# Objective
Search the records below for the word "document" and show every line where it occurs.

# Supplied data
---------------

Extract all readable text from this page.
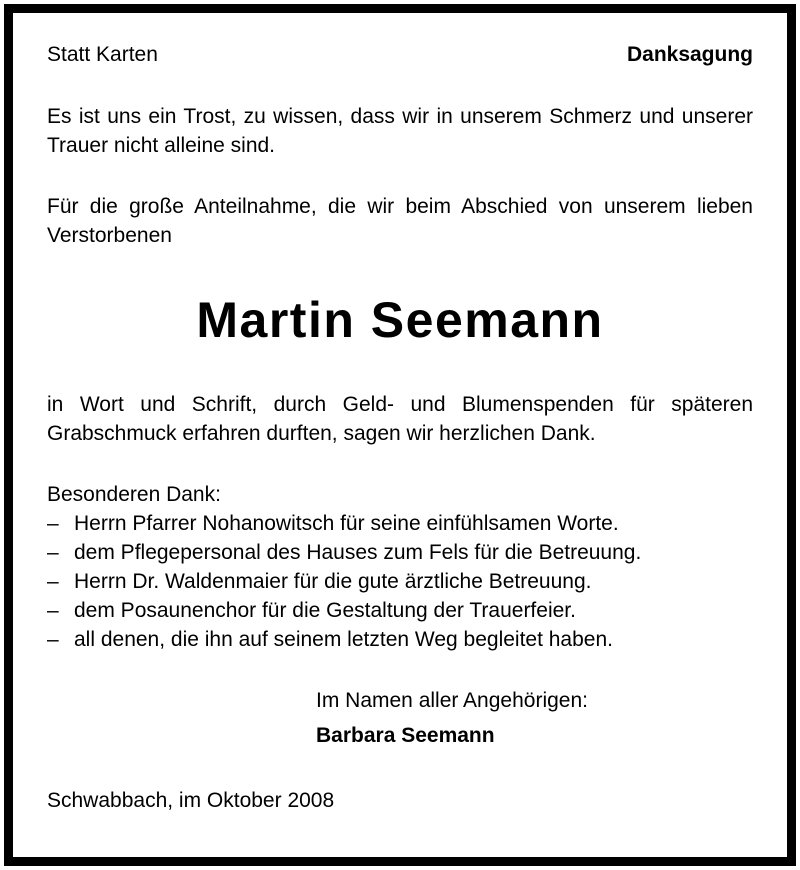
Statt Karten	Danksagung

Es ist uns ein Trost, zu wissen, dass wir in unserem Schmerz und unserer Trauer nicht alleine sind.

Für die große Anteilnahme, die wir beim Abschied von unserem lieben Verstorbenen

Martin Seemann

in Wort und Schrift, durch Geld- und Blumenspenden für späteren Grabschmuck erfahren durften, sagen wir herzlichen Dank.

Besonderen Dank:

– Herrn Pfarrer Nohanowitsch für seine einfühlsamen Worte.
– dem Pflegepersonal des Hauses zum Fels für die Betreuung.
– Herrn Dr. Waldenmaier für die gute ärztliche Betreuung.
– dem Posaunenchor für die Gestaltung der Trauerfeier.
– all denen, die ihn auf seinem letzten Weg begleitet haben.
Im Namen aller Angehörigen:
Barbara Seemann
Schwabbach, im Oktober 2008
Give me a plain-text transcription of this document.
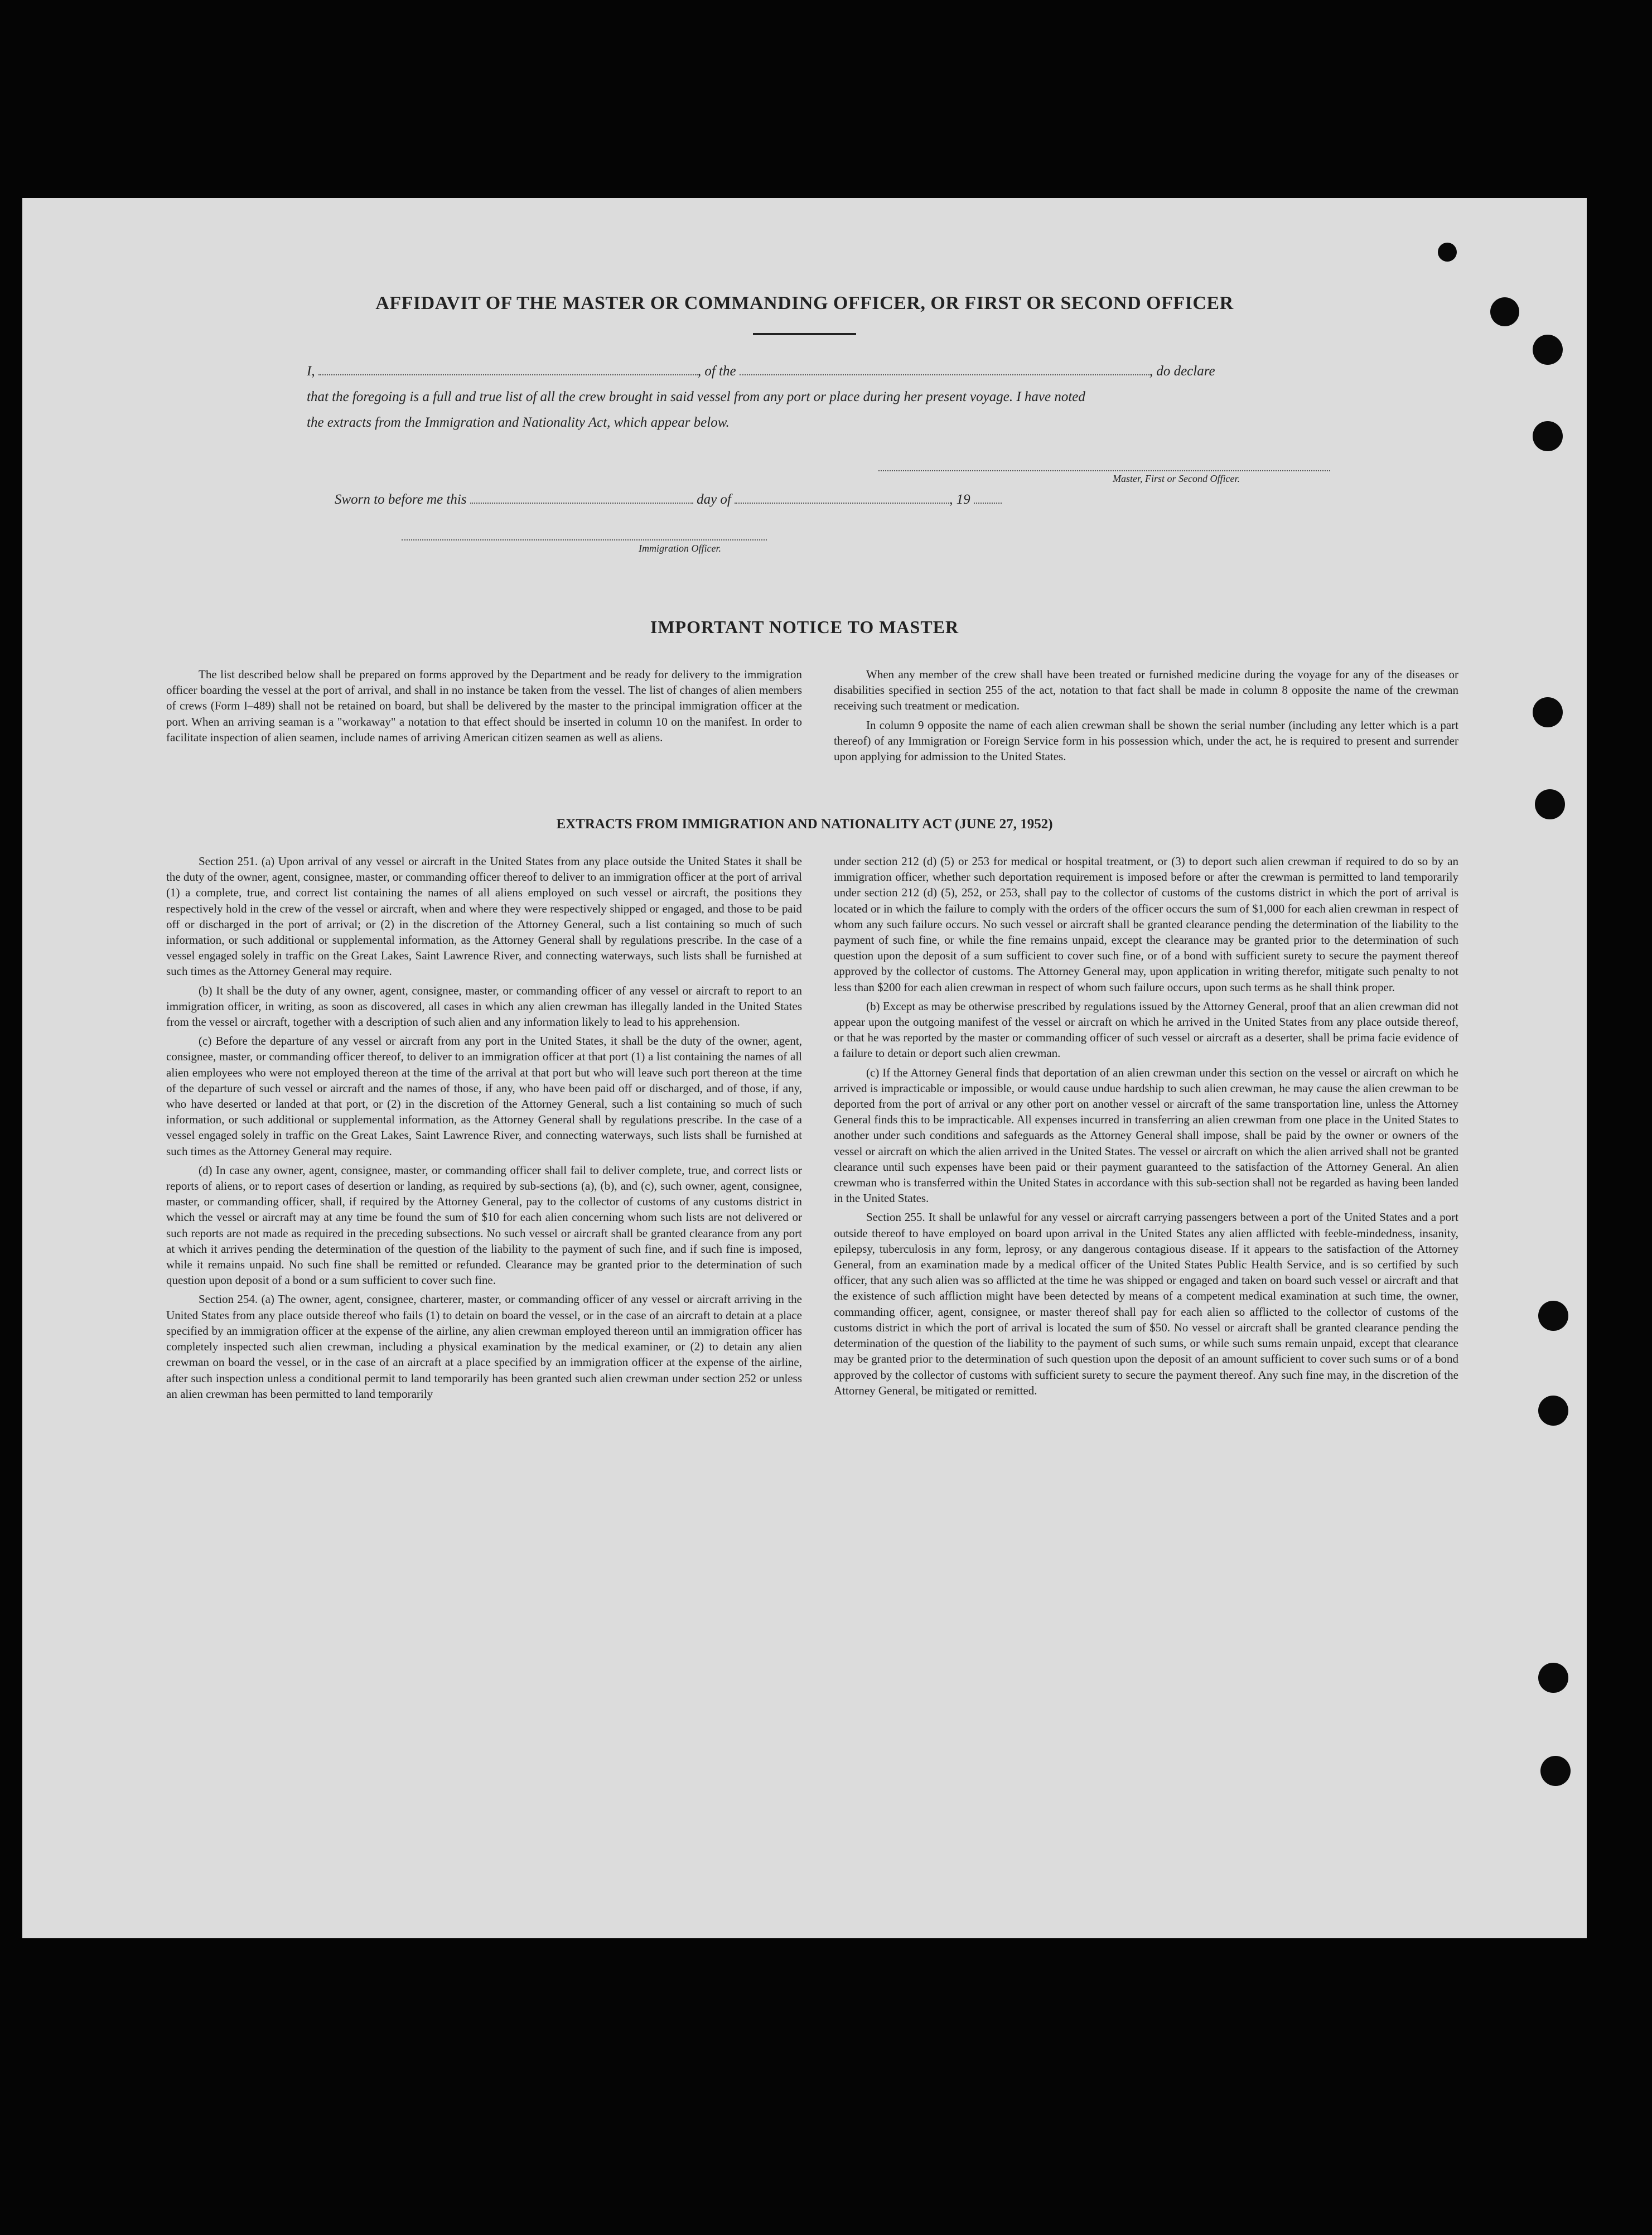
AFFIDAVIT OF THE MASTER OR COMMANDING OFFICER, OR FIRST OR SECOND OFFICER
I,	, of the	, do declare
that the foregoing is a full and true list of all the crew brought in said vessel from any port or place during her present voyage. I have noted
the extracts from the Immigration and Nationality Act, which appear below.
Master, First or Second Officer.
Sworn to before me this	day of	, 19
Immigration Officer.
IMPORTANT NOTICE TO MASTER

The list described below shall be prepared on forms approved by the Department and be ready for delivery to the immigration officer boarding the vessel at the port of arrival, and shall in no instance be taken from the vessel. The list of changes of alien members of crews (Form I–489) shall not be retained on board, but shall be delivered by the master to the principal immigration officer at the port. When an arriving seaman is a "workaway" a notation to that effect should be inserted in column 10 on the manifest. In order to facilitate inspection of alien seamen, include names of arriving American citizen seamen as well as aliens.

When any member of the crew shall have been treated or furnished medicine during the voyage for any of the diseases or disabilities specified in section 255 of the act, notation to that fact shall be made in column 8 opposite the name of the crewman receiving such treatment or medication.

In column 9 opposite the name of each alien crewman shall be shown the serial number (including any letter which is a part thereof) of any Immigration or Foreign Service form in his possession which, under the act, he is required to present and surrender upon applying for admission to the United States.

EXTRACTS FROM IMMIGRATION AND NATIONALITY ACT (JUNE 27, 1952)

Section 251. (a) Upon arrival of any vessel or aircraft in the United States from any place outside the United States it shall be the duty of the owner, agent, consignee, master, or commanding officer thereof to deliver to an immigration officer at the port of arrival (1) a complete, true, and correct list containing the names of all aliens employed on such vessel or aircraft, the positions they respectively hold in the crew of the vessel or aircraft, when and where they were respectively shipped or engaged, and those to be paid off or discharged in the port of arrival; or (2) in the discretion of the Attorney General, such a list containing so much of such information, or such additional or supplemental information, as the Attorney General shall by regulations prescribe. In the case of a vessel engaged solely in traffic on the Great Lakes, Saint Lawrence River, and connecting waterways, such lists shall be furnished at such times as the Attorney General may require.

(b) It shall be the duty of any owner, agent, consignee, master, or commanding officer of any vessel or aircraft to report to an immigration officer, in writing, as soon as discovered, all cases in which any alien crewman has illegally landed in the United States from the vessel or aircraft, together with a description of such alien and any information likely to lead to his apprehension.

(c) Before the departure of any vessel or aircraft from any port in the United States, it shall be the duty of the owner, agent, consignee, master, or commanding officer thereof, to deliver to an immigration officer at that port (1) a list containing the names of all alien employees who were not employed thereon at the time of the arrival at that port but who will leave such port thereon at the time of the departure of such vessel or aircraft and the names of those, if any, who have been paid off or discharged, and of those, if any, who have deserted or landed at that port, or (2) in the discretion of the Attorney General, such a list containing so much of such information, or such additional or supplemental information, as the Attorney General shall by regulations prescribe. In the case of a vessel engaged solely in traffic on the Great Lakes, Saint Lawrence River, and connecting waterways, such lists shall be furnished at such times as the Attorney General may require.

(d) In case any owner, agent, consignee, master, or commanding officer shall fail to deliver complete, true, and correct lists or reports of aliens, or to report cases of desertion or landing, as required by sub-sections (a), (b), and (c), such owner, agent, consignee, master, or commanding officer, shall, if required by the Attorney General, pay to the collector of customs of any customs district in which the vessel or aircraft may at any time be found the sum of $10 for each alien concerning whom such lists are not delivered or such reports are not made as required in the preceding subsections. No such vessel or aircraft shall be granted clearance from any port at which it arrives pending the determination of the question of the liability to the payment of such fine, and if such fine is imposed, while it remains unpaid. No such fine shall be remitted or refunded. Clearance may be granted prior to the determination of such question upon deposit of a bond or a sum sufficient to cover such fine.

Section 254. (a) The owner, agent, consignee, charterer, master, or commanding officer of any vessel or aircraft arriving in the United States from any place outside thereof who fails (1) to detain on board the vessel, or in the case of an aircraft to detain at a place specified by an immigration officer at the expense of the airline, any alien crewman employed thereon until an immigration officer has completely inspected such alien crewman, including a physical examination by the medical examiner, or (2) to detain any alien crewman on board the vessel, or in the case of an aircraft at a place specified by an immigration officer at the expense of the airline, after such inspection unless a conditional permit to land temporarily has been granted such alien crewman under section 252 or unless an alien crewman has been permitted to land temporarily

under section 212 (d) (5) or 253 for medical or hospital treatment, or (3) to deport such alien crewman if required to do so by an immigration officer, whether such deportation requirement is imposed before or after the crewman is permitted to land temporarily under section 212 (d) (5), 252, or 253, shall pay to the collector of customs of the customs district in which the port of arrival is located or in which the failure to comply with the orders of the officer occurs the sum of $1,000 for each alien crewman in respect of whom any such failure occurs. No such vessel or aircraft shall be granted clearance pending the determination of the liability to the payment of such fine, or while the fine remains unpaid, except the clearance may be granted prior to the determination of such question upon the deposit of a sum sufficient to cover such fine, or of a bond with sufficient surety to secure the payment thereof approved by the collector of customs. The Attorney General may, upon application in writing therefor, mitigate such penalty to not less than $200 for each alien crewman in respect of whom such failure occurs, upon such terms as he shall think proper.

(b) Except as may be otherwise prescribed by regulations issued by the Attorney General, proof that an alien crewman did not appear upon the outgoing manifest of the vessel or aircraft on which he arrived in the United States from any place outside thereof, or that he was reported by the master or commanding officer of such vessel or aircraft as a deserter, shall be prima facie evidence of a failure to detain or deport such alien crewman.

(c) If the Attorney General finds that deportation of an alien crewman under this section on the vessel or aircraft on which he arrived is impracticable or impossible, or would cause undue hardship to such alien crewman, he may cause the alien crewman to be deported from the port of arrival or any other port on another vessel or aircraft of the same transportation line, unless the Attorney General finds this to be impracticable. All expenses incurred in transferring an alien crewman from one place in the United States to another under such conditions and safeguards as the Attorney General shall impose, shall be paid by the owner or owners of the vessel or aircraft on which the alien arrived in the United States. The vessel or aircraft on which the alien arrived shall not be granted clearance until such expenses have been paid or their payment guaranteed to the satisfaction of the Attorney General. An alien crewman who is transferred within the United States in accordance with this sub-section shall not be regarded as having been landed in the United States.

Section 255. It shall be unlawful for any vessel or aircraft carrying passengers between a port of the United States and a port outside thereof to have employed on board upon arrival in the United States any alien afflicted with feeble-mindedness, insanity, epilepsy, tuberculosis in any form, leprosy, or any dangerous contagious disease. If it appears to the satisfaction of the Attorney General, from an examination made by a medical officer of the United States Public Health Service, and is so certified by such officer, that any such alien was so afflicted at the time he was shipped or engaged and taken on board such vessel or aircraft and that the existence of such affliction might have been detected by means of a competent medical examination at such time, the owner, commanding officer, agent, consignee, or master thereof shall pay for each alien so afflicted to the collector of customs of the customs district in which the port of arrival is located the sum of $50. No vessel or aircraft shall be granted clearance pending the determination of the question of the liability to the payment of such sums, or while such sums remain unpaid, except that clearance may be granted prior to the determination of such question upon the deposit of an amount sufficient to cover such sums or of a bond approved by the collector of customs with sufficient surety to secure the payment thereof. Any such fine may, in the discretion of the Attorney General, be mitigated or remitted.
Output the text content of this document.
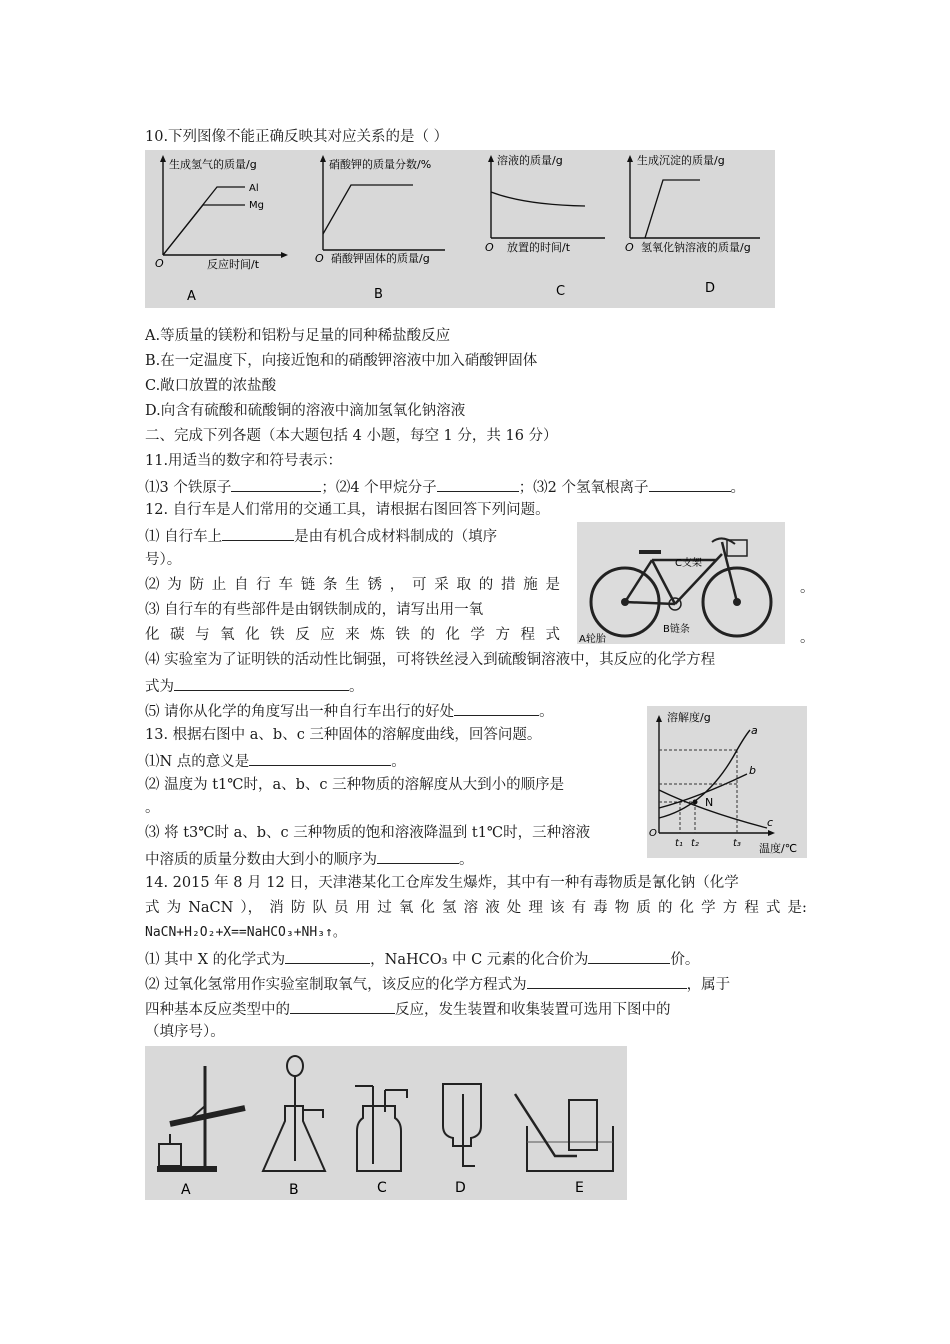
10.下列图像不能正确反映其对应关系的是（ ）
生成氢气的质量/g
反应时间/t
O
Al
Mg
A
硝酸钾的质量分数/%
O 硝酸钾固体的质量/g
B
溶液的质量/g
O 放置的时间/t
C
生成沉淀的质量/g
O 氢氧化钠溶液的质量/g
D
A.等质量的镁粉和铝粉与足量的同种稀盐酸反应
B.在一定温度下，向接近饱和的硝酸钾溶液中加入硝酸钾固体
C.敞口放置的浓盐酸
D.向含有硫酸和硫酸铜的溶液中滴加氢氧化钠溶液
二、完成下列各题（本大题包括 4 小题，每空 1 分，共 16 分）
11.用适当的数字和符号表示：
⑴3 个铁原子	；⑵4 个甲烷分子	；⑶2 个氢氧根离子	。
12. 自行车是人们常用的交通工具，请根据右图回答下列问题。
⑴ 自行车上	是由有机合成材料制成的（填序
号）。
⑵ 为 防 止 自 行 车 链 条 生 锈 ， 可 采 取 的 措 施 是	。
⑶ 自行车的有些部件是由钢铁制成的，请写出用一氧
化 碳 与 氧 化 铁 反 应 来 炼 铁 的 化 学 方 程 式	。
C支架
B链条
A轮胎
⑷ 实验室为了证明铁的活动性比铜强，可将铁丝浸入到硫酸铜溶液中，其反应的化学方程
式为	。
⑸ 请你从化学的角度写出一种自行车出行的好处	。
13. 根据右图中 a、b、c 三种固体的溶解度曲线，回答问题。
⑴N 点的意义是	。
⑵ 温度为 t1℃时，a、b、c 三种物质的溶解度从大到小的顺序是
。
⑶ 将 t3℃时 a、b、c 三种物质的饱和溶液降温到 t1℃时，三种溶液
中溶质的质量分数由大到小的顺序为	。
溶解度/g
温度/℃
O
a
b
c
N
t₁ t₂	t₃
14. 2015 年 8 月 12 日，天津港某化工仓库发生爆炸，其中有一种有毒物质是氰化钠（化学
式 为 NaCN ）， 消 防 队 员 用 过 氧 化 氢 溶 液 处 理 该 有 毒 物 质 的 化 学 方 程 式 是:
NaCN+H₂O₂+X==NaHCO₃+NH₃↑。
⑴ 其中 X 的化学式为	，NaHCO₃ 中 C 元素的化合价为	价。
⑵ 过氧化氢常用作实验室制取氧气，该反应的化学方程式为	，属于
四种基本反应类型中的	反应，发生装置和收集装置可选用下图中的
（填序号）。
A	B	C	D	E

---------------

# Reply
Give me a plain-text transcription of this document.
Output the text content of this document.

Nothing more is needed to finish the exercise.